Provided information:
start

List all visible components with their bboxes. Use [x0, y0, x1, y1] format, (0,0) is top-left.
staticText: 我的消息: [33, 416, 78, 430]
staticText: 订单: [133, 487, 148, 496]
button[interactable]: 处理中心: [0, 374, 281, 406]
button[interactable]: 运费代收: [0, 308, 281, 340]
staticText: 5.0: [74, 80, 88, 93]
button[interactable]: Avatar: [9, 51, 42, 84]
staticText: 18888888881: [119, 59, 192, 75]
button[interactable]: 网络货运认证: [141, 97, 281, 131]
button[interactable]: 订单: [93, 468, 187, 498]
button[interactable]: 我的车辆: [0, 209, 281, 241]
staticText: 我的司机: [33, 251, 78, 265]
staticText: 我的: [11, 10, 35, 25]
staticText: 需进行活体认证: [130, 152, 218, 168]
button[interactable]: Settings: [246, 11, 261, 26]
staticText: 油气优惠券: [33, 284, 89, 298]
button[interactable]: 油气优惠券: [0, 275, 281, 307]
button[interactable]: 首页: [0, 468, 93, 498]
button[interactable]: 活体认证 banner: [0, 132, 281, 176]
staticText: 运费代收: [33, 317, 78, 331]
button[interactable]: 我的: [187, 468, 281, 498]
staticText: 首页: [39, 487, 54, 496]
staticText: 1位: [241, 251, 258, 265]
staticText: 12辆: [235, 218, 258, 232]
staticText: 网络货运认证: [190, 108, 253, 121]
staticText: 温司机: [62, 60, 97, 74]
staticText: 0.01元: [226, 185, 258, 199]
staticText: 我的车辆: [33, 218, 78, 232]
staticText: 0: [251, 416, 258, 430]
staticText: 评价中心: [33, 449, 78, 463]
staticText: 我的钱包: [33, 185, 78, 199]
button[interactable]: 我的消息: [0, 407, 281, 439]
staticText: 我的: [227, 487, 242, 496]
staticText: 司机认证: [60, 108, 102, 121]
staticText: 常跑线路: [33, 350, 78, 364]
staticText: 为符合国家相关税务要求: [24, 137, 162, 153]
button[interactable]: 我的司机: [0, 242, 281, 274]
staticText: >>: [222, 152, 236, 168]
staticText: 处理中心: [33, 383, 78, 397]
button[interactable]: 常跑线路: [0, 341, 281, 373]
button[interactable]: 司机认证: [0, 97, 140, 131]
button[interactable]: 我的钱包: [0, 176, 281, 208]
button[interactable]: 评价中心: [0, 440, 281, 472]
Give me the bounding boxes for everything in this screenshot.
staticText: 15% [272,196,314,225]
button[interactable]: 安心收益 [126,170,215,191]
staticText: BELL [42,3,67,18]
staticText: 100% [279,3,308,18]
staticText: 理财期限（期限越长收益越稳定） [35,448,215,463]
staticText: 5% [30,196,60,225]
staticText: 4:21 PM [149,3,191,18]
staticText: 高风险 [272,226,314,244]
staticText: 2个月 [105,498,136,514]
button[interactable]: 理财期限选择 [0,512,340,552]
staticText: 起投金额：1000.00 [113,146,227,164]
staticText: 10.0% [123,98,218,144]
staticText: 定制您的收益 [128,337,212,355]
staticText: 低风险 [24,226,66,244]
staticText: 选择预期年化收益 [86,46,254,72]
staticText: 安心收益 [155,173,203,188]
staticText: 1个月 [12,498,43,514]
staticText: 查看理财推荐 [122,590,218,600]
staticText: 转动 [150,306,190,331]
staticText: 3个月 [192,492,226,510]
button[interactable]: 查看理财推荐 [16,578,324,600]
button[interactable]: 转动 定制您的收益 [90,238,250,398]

end

What is needed: Could you reproduce all of the records above, line for line, with no changes?

Written reply:
List all visible components with their bboxes. Use [x0, y0, x1, y1] format, (0,0) is top-left.
staticText: 我的消息: [33, 416, 78, 430]
staticText: 订单: [133, 487, 148, 496]
button[interactable]: 处理中心: [0, 374, 281, 406]
button[interactable]: 运费代收: [0, 308, 281, 340]
staticText: 5.0: [74, 80, 88, 93]
button[interactable]: Avatar: [9, 51, 42, 84]
staticText: 18888888881: [119, 59, 192, 75]
button[interactable]: 网络货运认证: [141, 97, 281, 131]
button[interactable]: 订单: [93, 468, 187, 498]
button[interactable]: 我的车辆: [0, 209, 281, 241]
staticText: 我的司机: [33, 251, 78, 265]
staticText: 我的: [11, 10, 35, 25]
staticText: 需进行活体认证: [130, 152, 218, 168]
button[interactable]: Settings: [246, 11, 261, 26]
staticText: 油气优惠券: [33, 284, 89, 298]
button[interactable]: 油气优惠券: [0, 275, 281, 307]
button[interactable]: 首页: [0, 468, 93, 498]
button[interactable]: 活体认证 banner: [0, 132, 281, 176]
staticText: 运费代收: [33, 317, 78, 331]
button[interactable]: 我的: [187, 468, 281, 498]
staticText: 首页: [39, 487, 54, 496]
staticText: 1位: [241, 251, 258, 265]
staticText: 12辆: [235, 218, 258, 232]
staticText: 网络货运认证: [190, 108, 253, 121]
staticText: 温司机: [62, 60, 97, 74]
staticText: 0.01元: [226, 185, 258, 199]
staticText: 我的车辆: [33, 218, 78, 232]
staticText: 0: [251, 416, 258, 430]
staticText: 评价中心: [33, 449, 78, 463]
staticText: 我的钱包: [33, 185, 78, 199]
button[interactable]: 我的消息: [0, 407, 281, 439]
staticText: 我的: [227, 487, 242, 496]
staticText: 司机认证: [60, 108, 102, 121]
staticText: 常跑线路: [33, 350, 78, 364]
staticText: 为符合国家相关税务要求: [24, 137, 162, 153]
button[interactable]: 我的司机: [0, 242, 281, 274]
staticText: >>: [222, 152, 236, 168]
staticText: 处理中心: [33, 383, 78, 397]
button[interactable]: 常跑线路: [0, 341, 281, 373]
button[interactable]: 司机认证: [0, 97, 140, 131]
button[interactable]: 我的钱包: [0, 176, 281, 208]
button[interactable]: 评价中心: [0, 440, 281, 472]
Give me the bounding boxes for everything in this screenshot.
staticText: 15% [272,196,314,225]
button[interactable]: 安心收益 [126,170,215,191]
staticText: BELL [42,3,67,18]
staticText: 100% [279,3,308,18]
staticText: 理财期限（期限越长收益越稳定） [35,448,215,463]
staticText: 5% [30,196,60,225]
staticText: 4:21 PM [149,3,191,18]
staticText: 高风险 [272,226,314,244]
staticText: 2个月 [105,498,136,514]
button[interactable]: 理财期限选择 [0,512,340,552]
staticText: 起投金额：1000.00 [113,146,227,164]
staticText: 10.0% [123,98,218,144]
staticText: 定制您的收益 [128,337,212,355]
staticText: 低风险 [24,226,66,244]
staticText: 选择预期年化收益 [86,46,254,72]
staticText: 安心收益 [155,173,203,188]
staticText: 1个月 [12,498,43,514]
staticText: 查看理财推荐 [122,590,218,600]
staticText: 转动 [150,306,190,331]
staticText: 3个月 [192,492,226,510]
button[interactable]: 查看理财推荐 [16,578,324,600]
button[interactable]: 转动 定制您的收益 [90,238,250,398]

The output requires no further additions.